= Work instructions =
The records should be written out in full, with nothing altered.

= Provided records =
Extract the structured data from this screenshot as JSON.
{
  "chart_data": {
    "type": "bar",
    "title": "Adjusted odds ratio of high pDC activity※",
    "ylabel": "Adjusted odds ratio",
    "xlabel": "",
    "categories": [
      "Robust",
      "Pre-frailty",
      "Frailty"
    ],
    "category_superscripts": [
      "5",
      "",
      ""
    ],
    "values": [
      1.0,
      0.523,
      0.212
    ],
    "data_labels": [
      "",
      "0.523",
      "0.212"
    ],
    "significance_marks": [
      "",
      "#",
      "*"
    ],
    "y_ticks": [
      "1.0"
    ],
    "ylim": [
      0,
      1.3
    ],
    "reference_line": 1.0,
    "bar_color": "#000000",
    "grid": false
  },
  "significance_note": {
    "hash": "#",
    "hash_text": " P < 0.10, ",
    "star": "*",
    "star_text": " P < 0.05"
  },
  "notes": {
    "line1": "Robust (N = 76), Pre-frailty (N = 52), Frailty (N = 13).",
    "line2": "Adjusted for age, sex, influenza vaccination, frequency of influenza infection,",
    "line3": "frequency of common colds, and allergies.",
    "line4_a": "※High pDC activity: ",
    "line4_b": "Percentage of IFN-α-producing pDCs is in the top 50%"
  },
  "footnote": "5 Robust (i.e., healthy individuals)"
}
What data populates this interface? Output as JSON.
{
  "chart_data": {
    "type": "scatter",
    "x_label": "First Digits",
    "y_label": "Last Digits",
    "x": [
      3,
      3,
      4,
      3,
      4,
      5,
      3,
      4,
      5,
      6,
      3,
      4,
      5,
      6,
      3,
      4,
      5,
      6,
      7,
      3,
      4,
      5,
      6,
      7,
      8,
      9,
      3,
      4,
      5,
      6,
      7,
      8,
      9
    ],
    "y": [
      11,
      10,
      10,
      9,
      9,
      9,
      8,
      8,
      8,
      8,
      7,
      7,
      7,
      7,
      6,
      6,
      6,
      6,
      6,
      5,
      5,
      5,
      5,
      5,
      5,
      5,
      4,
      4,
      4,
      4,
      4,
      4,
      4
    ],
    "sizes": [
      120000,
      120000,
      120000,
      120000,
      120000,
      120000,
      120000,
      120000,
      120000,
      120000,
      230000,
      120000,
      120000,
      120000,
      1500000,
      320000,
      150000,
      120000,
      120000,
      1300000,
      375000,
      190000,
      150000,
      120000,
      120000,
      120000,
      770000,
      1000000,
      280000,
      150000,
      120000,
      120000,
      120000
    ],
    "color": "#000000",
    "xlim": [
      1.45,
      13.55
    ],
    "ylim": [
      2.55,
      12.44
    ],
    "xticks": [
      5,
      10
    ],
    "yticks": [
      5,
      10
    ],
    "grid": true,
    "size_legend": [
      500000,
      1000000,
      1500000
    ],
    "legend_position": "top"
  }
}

= Output of the exercise =
Extract the structured data from this screenshot as JSON.
{
  "chart_data": {
    "type": "bar",
    "title": "Adjusted odds ratio of high pDC activity※",
    "ylabel": "Adjusted odds ratio",
    "xlabel": "",
    "categories": [
      "Robust",
      "Pre-frailty",
      "Frailty"
    ],
    "category_superscripts": [
      "5",
      "",
      ""
    ],
    "values": [
      1.0,
      0.523,
      0.212
    ],
    "data_labels": [
      "",
      "0.523",
      "0.212"
    ],
    "significance_marks": [
      "",
      "#",
      "*"
    ],
    "y_ticks": [
      "1.0"
    ],
    "ylim": [
      0,
      1.3
    ],
    "reference_line": 1.0,
    "bar_color": "#000000",
    "grid": false
  },
  "significance_note": {
    "hash": "#",
    "hash_text": " P < 0.10, ",
    "star": "*",
    "star_text": " P < 0.05"
  },
  "notes": {
    "line1": "Robust (N = 76), Pre-frailty (N = 52), Frailty (N = 13).",
    "line2": "Adjusted for age, sex, influenza vaccination, frequency of influenza infection,",
    "line3": "frequency of common colds, and allergies.",
    "line4_a": "※High pDC activity: ",
    "line4_b": "Percentage of IFN-α-producing pDCs is in the top 50%"
  },
  "footnote": "5 Robust (i.e., healthy individuals)"
}
What data populates this interface? Output as JSON.
{
  "chart_data": {
    "type": "scatter",
    "x_label": "First Digits",
    "y_label": "Last Digits",
    "x": [
      3,
      3,
      4,
      3,
      4,
      5,
      3,
      4,
      5,
      6,
      3,
      4,
      5,
      6,
      3,
      4,
      5,
      6,
      7,
      3,
      4,
      5,
      6,
      7,
      8,
      9,
      3,
      4,
      5,
      6,
      7,
      8,
      9
    ],
    "y": [
      11,
      10,
      10,
      9,
      9,
      9,
      8,
      8,
      8,
      8,
      7,
      7,
      7,
      7,
      6,
      6,
      6,
      6,
      6,
      5,
      5,
      5,
      5,
      5,
      5,
      5,
      4,
      4,
      4,
      4,
      4,
      4,
      4
    ],
    "sizes": [
      120000,
      120000,
      120000,
      120000,
      120000,
      120000,
      120000,
      120000,
      120000,
      120000,
      230000,
      120000,
      120000,
      120000,
      1500000,
      320000,
      150000,
      120000,
      120000,
      1300000,
      375000,
      190000,
      150000,
      120000,
      120000,
      120000,
      770000,
      1000000,
      280000,
      150000,
      120000,
      120000,
      120000
    ],
    "color": "#000000",
    "xlim": [
      1.45,
      13.55
    ],
    "ylim": [
      2.55,
      12.44
    ],
    "xticks": [
      5,
      10
    ],
    "yticks": [
      5,
      10
    ],
    "grid": true,
    "size_legend": [
      500000,
      1000000,
      1500000
    ],
    "legend_position": "top"
  }
}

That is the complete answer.